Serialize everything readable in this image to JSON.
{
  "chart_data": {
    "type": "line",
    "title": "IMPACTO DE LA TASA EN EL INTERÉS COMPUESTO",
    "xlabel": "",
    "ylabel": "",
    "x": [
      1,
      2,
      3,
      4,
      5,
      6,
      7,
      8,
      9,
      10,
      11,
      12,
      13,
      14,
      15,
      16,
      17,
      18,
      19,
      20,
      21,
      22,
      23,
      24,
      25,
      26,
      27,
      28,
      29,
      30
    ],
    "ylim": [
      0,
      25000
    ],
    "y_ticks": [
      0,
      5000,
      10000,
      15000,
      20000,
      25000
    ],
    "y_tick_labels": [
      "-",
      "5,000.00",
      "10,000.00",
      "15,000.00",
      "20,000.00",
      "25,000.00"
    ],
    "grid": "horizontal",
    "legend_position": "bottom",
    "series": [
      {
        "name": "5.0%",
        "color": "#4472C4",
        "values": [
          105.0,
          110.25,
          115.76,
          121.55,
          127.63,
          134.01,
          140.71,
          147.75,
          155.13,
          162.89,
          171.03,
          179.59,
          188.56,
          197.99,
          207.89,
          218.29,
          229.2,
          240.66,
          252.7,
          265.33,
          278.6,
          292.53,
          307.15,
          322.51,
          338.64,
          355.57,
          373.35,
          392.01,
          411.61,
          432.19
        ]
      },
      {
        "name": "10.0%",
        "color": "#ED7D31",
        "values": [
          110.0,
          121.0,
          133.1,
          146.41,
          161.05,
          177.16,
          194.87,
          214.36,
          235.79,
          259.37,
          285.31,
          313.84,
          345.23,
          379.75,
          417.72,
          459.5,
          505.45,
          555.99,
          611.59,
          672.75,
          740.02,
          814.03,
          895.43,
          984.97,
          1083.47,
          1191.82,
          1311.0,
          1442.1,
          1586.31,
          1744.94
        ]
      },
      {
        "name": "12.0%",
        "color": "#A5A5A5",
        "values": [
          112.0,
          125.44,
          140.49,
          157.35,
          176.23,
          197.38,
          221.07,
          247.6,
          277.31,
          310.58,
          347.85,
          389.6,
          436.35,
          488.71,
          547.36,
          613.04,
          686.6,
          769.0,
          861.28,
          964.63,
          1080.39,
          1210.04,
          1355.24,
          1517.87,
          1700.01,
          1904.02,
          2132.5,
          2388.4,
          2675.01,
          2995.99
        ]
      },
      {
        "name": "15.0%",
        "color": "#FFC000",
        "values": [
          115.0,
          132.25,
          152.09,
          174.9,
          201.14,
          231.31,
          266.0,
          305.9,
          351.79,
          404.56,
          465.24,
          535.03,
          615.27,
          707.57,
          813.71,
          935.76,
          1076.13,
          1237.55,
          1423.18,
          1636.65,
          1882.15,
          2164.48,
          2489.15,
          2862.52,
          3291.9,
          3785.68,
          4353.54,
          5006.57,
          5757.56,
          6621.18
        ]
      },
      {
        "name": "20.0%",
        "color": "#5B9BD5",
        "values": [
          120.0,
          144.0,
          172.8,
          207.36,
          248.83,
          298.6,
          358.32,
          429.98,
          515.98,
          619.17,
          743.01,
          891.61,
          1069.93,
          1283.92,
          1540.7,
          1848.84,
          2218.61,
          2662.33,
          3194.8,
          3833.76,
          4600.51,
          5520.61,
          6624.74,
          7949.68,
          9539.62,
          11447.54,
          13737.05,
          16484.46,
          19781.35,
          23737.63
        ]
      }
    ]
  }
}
****
TASK REQUIREMENTS:
Search the material above for "color". Pull out each line where it shows up.

EXERCISE RESPONSE:
        "color": "#4472C4",
        "color": "#ED7D31",
        "color": "#A5A5A5",
        "color": "#FFC000",
        "color": "#5B9BD5",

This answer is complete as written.